[Text block — start]

The Internet continues to play a critical role in information dissemination here in the Philippines as massive flooding hit the country. The floods came as a surprise since it wasn’t brought in by a powerhouse named typhoon like “Ondoy” or “Sendong”. Fortunately government agencies were better prepared and were able to send out warnings as early as last night. PAG-ASA and DOST’s Project NOAH has definitely shown that it is an effective tool.
Photo via Chris Velasco from Facebook
As soon as the floods spread people started taking photos and uploading it on Facebook and Twitter. Their network started sharing and the network of their network shared as well until the photos became viral. The photos showed how bad the situation was. One of the most shared pictures is the one above. Those white spheres are actually the top part of street lights.Alongside the bad news though came the good news. Government agencies, NGOs, and private individuals started sharing photos of rescue operations, emergency numbers, and general “how-to-help” posts. One particular positive photo that became viral was the picture of the Philippine Red Cross Amphibian Rescue Vehicle which was uploaded on the Facebook Page of former Senator Dick Gordon. The most viral of the lot though was a simple e-poster uploaded by the Presidential Communications Development and Strategic Planning Office which showed all the phone numbers/emergency hotlines.
MMDA also played a critical role informing everyone of the floods via their Twitter account. Not only did they regularly post updates on what roads were impassable, they also actively engaged and replied to users who were asking them for advice. From what I heard though they’re almost maxed out when it comes to Twitter posts for the day. This is something that Twitter should look into (removing limits for special government accounts). Here are some of the tweets of MMDA:
Local media also played a critical role, using their social networking accounts and websites to get the word out on what’s happening. What’s interesting though is that the deluge of content isn’t coming from them, but from the people. This is probably the best way to explain what and how important user generated content, or UGC, is.
Last, but definitely not the least, the spirituality of Filipinos were also reflected on Twitter. The top trending topics in the Philippines was #PrayForThePhilippines. As of this writing it hasn’t entered the Worldwide Trending List yet but it probably will in the next few hours, especially if foreign media picks up the news. Marikina River was also in the list because it hit critical levels and started overflowing. “Stay Safe” and “Emergency Hotlines” also entered the trending list, the latter probably related to the government e-poster that we discussed earlier.
So what now? To those who can read this it means you’re probably at home. Check your closets and look for stuff you can donate, go to the nearest mini-stop or grocery and buy canned goods, and then put them in boxes and send them over to relief centers.

[Text block — finish]
[Data supplied — start]

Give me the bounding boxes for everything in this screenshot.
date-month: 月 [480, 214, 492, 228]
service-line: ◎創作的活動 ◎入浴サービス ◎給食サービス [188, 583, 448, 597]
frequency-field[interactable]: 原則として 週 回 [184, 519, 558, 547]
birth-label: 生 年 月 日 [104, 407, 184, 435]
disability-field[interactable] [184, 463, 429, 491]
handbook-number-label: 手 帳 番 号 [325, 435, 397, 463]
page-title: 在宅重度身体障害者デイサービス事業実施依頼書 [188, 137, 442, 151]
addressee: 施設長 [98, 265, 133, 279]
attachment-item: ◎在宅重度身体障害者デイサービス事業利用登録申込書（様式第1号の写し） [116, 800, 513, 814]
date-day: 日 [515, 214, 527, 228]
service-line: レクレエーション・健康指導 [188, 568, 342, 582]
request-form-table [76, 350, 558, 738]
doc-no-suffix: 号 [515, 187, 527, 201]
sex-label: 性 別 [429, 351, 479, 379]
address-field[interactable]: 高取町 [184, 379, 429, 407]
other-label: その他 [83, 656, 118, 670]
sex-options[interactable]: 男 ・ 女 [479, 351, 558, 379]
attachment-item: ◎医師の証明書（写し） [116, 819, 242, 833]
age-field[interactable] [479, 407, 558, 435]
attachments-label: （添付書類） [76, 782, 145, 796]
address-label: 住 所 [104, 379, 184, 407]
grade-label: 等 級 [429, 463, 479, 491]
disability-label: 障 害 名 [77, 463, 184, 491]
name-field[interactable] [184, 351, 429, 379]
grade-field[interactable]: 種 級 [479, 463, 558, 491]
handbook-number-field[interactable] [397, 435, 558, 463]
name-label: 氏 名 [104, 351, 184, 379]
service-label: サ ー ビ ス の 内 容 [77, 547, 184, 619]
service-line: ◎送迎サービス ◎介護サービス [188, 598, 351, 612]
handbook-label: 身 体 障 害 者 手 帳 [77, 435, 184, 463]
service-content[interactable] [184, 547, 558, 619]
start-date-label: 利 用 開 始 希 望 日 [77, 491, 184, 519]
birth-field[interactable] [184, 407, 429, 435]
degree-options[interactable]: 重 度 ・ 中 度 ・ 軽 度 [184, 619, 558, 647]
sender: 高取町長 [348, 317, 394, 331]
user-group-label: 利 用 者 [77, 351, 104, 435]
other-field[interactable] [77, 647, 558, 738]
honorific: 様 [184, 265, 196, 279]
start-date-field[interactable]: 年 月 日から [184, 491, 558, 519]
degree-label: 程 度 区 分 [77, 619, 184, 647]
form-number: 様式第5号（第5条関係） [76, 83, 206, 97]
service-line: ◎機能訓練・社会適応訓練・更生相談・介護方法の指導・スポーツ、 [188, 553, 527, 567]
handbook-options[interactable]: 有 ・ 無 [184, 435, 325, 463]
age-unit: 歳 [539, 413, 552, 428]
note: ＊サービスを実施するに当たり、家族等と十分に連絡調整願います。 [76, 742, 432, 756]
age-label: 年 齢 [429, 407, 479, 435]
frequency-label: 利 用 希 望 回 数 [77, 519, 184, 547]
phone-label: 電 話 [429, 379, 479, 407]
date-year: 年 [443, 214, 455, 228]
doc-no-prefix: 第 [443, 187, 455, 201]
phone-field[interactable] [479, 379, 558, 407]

[Data supplied — finish]

» Requirement
From the post about the Philippine floods above, write out word for word the stretch that begins at "MMDA also played" and stops after "or UGC, is.".

» Output for this exercise
MMDA also played a critical role informing everyone of the floods via their Twitter account. Not only did they regularly post updates on what roads were impassable, they also actively engaged and replied to users who were asking them for advice. From what I heard though they’re almost maxed out when it comes to Twitter posts for the day. This is something that Twitter should look into (removing limits for special government accounts). Here are some of the tweets of MMDA:
Local media also played a critical role, using their social networking accounts and websites to get the word out on what’s happening. What’s interesting though is that the deluge of content isn’t coming from them, but from the people. This is probably the best way to explain what and how important user generated content, or UGC, is.